● **Input records**:
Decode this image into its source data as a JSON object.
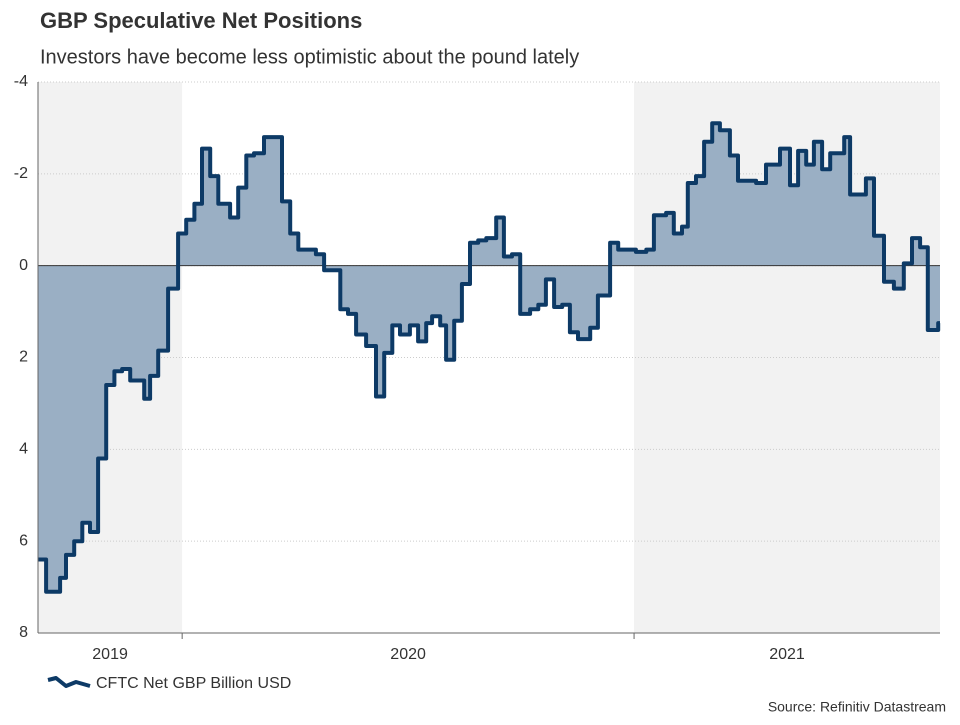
{
  "chart_data": {
    "type": "step-area",
    "title": "GBP Speculative Net Positions",
    "subtitle": "Investors have become less optimistic about the pound lately",
    "source": "Source: Refinitiv Datastream",
    "categories": [
      "2019",
      "2020",
      "2021"
    ],
    "band_colors": [
      "#f2f2f2",
      "#ffffff",
      "#f2f2f2"
    ],
    "xlim": [
      2019.681,
      2021.677
    ],
    "xticks": [
      2020,
      2021
    ],
    "ylim": [
      -4,
      8
    ],
    "y_inverted": true,
    "yticks": [
      -4,
      -2,
      0,
      2,
      4,
      6,
      8
    ],
    "grid": true,
    "legend": "bottom-left",
    "series": [
      {
        "name": "CFTC Net GBP Billion USD",
        "color": "#0d3a66",
        "fill": "#9aafc4",
        "x": [
          2019.681,
          2019.699,
          2019.73,
          2019.743,
          2019.761,
          2019.779,
          2019.796,
          2019.814,
          2019.832,
          2019.85,
          2019.867,
          2019.885,
          2019.916,
          2019.929,
          2019.947,
          2019.969,
          2019.991,
          2020.009,
          2020.027,
          2020.044,
          2020.062,
          2020.08,
          2020.106,
          2020.124,
          2020.142,
          2020.159,
          2020.181,
          2020.221,
          2020.239,
          2020.257,
          2020.296,
          2020.314,
          2020.35,
          2020.367,
          2020.385,
          2020.407,
          2020.429,
          2020.447,
          2020.465,
          2020.482,
          2020.504,
          2020.522,
          2020.54,
          2020.553,
          2020.571,
          2020.584,
          2020.602,
          2020.619,
          2020.637,
          2020.655,
          2020.673,
          2020.695,
          2020.712,
          2020.73,
          2020.748,
          2020.77,
          2020.788,
          2020.805,
          2020.823,
          2020.841,
          2020.858,
          2020.876,
          2020.903,
          2020.92,
          2020.947,
          2020.965,
          2021.004,
          2021.027,
          2021.044,
          2021.071,
          2021.088,
          2021.106,
          2021.119,
          2021.137,
          2021.155,
          2021.173,
          2021.19,
          2021.212,
          2021.23,
          2021.27,
          2021.292,
          2021.323,
          2021.345,
          2021.363,
          2021.381,
          2021.398,
          2021.416,
          2021.434,
          2021.465,
          2021.478,
          2021.513,
          2021.531,
          2021.553,
          2021.575,
          2021.597,
          2021.615,
          2021.633,
          2021.65,
          2021.673
        ],
        "values": [
          6.4,
          7.1,
          6.8,
          6.3,
          6.0,
          5.6,
          5.8,
          4.2,
          2.6,
          2.3,
          2.25,
          2.5,
          2.9,
          2.4,
          1.85,
          0.5,
          -0.7,
          -1.0,
          -1.35,
          -2.55,
          -1.95,
          -1.35,
          -1.05,
          -1.7,
          -2.4,
          -2.45,
          -2.8,
          -1.4,
          -0.7,
          -0.35,
          -0.25,
          0.1,
          0.95,
          1.05,
          1.5,
          1.75,
          2.85,
          1.9,
          1.3,
          1.5,
          1.3,
          1.65,
          1.25,
          1.1,
          1.3,
          2.05,
          1.2,
          0.4,
          -0.5,
          -0.55,
          -0.6,
          -1.05,
          -0.2,
          -0.25,
          1.05,
          0.95,
          0.85,
          0.3,
          0.9,
          0.85,
          1.45,
          1.6,
          1.35,
          0.65,
          -0.5,
          -0.35,
          -0.3,
          -0.35,
          -1.1,
          -1.15,
          -0.7,
          -0.85,
          -1.8,
          -1.95,
          -2.7,
          -3.1,
          -2.95,
          -2.4,
          -1.85,
          -1.8,
          -2.2,
          -2.55,
          -1.75,
          -2.5,
          -2.2,
          -2.7,
          -2.1,
          -2.45,
          -2.8,
          -1.55,
          -1.9,
          -0.65,
          0.35,
          0.5,
          -0.05,
          -0.6,
          -0.4,
          1.4,
          1.25
        ]
      }
    ]
  }
}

● **To do**: Your copy of the data above should match it exactly, except that pictures are left out.

● **Problem solution**:
Decode this image into its source data as a JSON object.
{
  "chart_data": {
    "type": "step-area",
    "title": "GBP Speculative Net Positions",
    "subtitle": "Investors have become less optimistic about the pound lately",
    "source": "Source: Refinitiv Datastream",
    "categories": [
      "2019",
      "2020",
      "2021"
    ],
    "band_colors": [
      "#f2f2f2",
      "#ffffff",
      "#f2f2f2"
    ],
    "xlim": [
      2019.681,
      2021.677
    ],
    "xticks": [
      2020,
      2021
    ],
    "ylim": [
      -4,
      8
    ],
    "y_inverted": true,
    "yticks": [
      -4,
      -2,
      0,
      2,
      4,
      6,
      8
    ],
    "grid": true,
    "legend": "bottom-left",
    "series": [
      {
        "name": "CFTC Net GBP Billion USD",
        "color": "#0d3a66",
        "fill": "#9aafc4",
        "x": [
          2019.681,
          2019.699,
          2019.73,
          2019.743,
          2019.761,
          2019.779,
          2019.796,
          2019.814,
          2019.832,
          2019.85,
          2019.867,
          2019.885,
          2019.916,
          2019.929,
          2019.947,
          2019.969,
          2019.991,
          2020.009,
          2020.027,
          2020.044,
          2020.062,
          2020.08,
          2020.106,
          2020.124,
          2020.142,
          2020.159,
          2020.181,
          2020.221,
          2020.239,
          2020.257,
          2020.296,
          2020.314,
          2020.35,
          2020.367,
          2020.385,
          2020.407,
          2020.429,
          2020.447,
          2020.465,
          2020.482,
          2020.504,
          2020.522,
          2020.54,
          2020.553,
          2020.571,
          2020.584,
          2020.602,
          2020.619,
          2020.637,
          2020.655,
          2020.673,
          2020.695,
          2020.712,
          2020.73,
          2020.748,
          2020.77,
          2020.788,
          2020.805,
          2020.823,
          2020.841,
          2020.858,
          2020.876,
          2020.903,
          2020.92,
          2020.947,
          2020.965,
          2021.004,
          2021.027,
          2021.044,
          2021.071,
          2021.088,
          2021.106,
          2021.119,
          2021.137,
          2021.155,
          2021.173,
          2021.19,
          2021.212,
          2021.23,
          2021.27,
          2021.292,
          2021.323,
          2021.345,
          2021.363,
          2021.381,
          2021.398,
          2021.416,
          2021.434,
          2021.465,
          2021.478,
          2021.513,
          2021.531,
          2021.553,
          2021.575,
          2021.597,
          2021.615,
          2021.633,
          2021.65,
          2021.673
        ],
        "values": [
          6.4,
          7.1,
          6.8,
          6.3,
          6.0,
          5.6,
          5.8,
          4.2,
          2.6,
          2.3,
          2.25,
          2.5,
          2.9,
          2.4,
          1.85,
          0.5,
          -0.7,
          -1.0,
          -1.35,
          -2.55,
          -1.95,
          -1.35,
          -1.05,
          -1.7,
          -2.4,
          -2.45,
          -2.8,
          -1.4,
          -0.7,
          -0.35,
          -0.25,
          0.1,
          0.95,
          1.05,
          1.5,
          1.75,
          2.85,
          1.9,
          1.3,
          1.5,
          1.3,
          1.65,
          1.25,
          1.1,
          1.3,
          2.05,
          1.2,
          0.4,
          -0.5,
          -0.55,
          -0.6,
          -1.05,
          -0.2,
          -0.25,
          1.05,
          0.95,
          0.85,
          0.3,
          0.9,
          0.85,
          1.45,
          1.6,
          1.35,
          0.65,
          -0.5,
          -0.35,
          -0.3,
          -0.35,
          -1.1,
          -1.15,
          -0.7,
          -0.85,
          -1.8,
          -1.95,
          -2.7,
          -3.1,
          -2.95,
          -2.4,
          -1.85,
          -1.8,
          -2.2,
          -2.55,
          -1.75,
          -2.5,
          -2.2,
          -2.7,
          -2.1,
          -2.45,
          -2.8,
          -1.55,
          -1.9,
          -0.65,
          0.35,
          0.5,
          -0.05,
          -0.6,
          -0.4,
          1.4,
          1.25
        ]
      }
    ]
  }
}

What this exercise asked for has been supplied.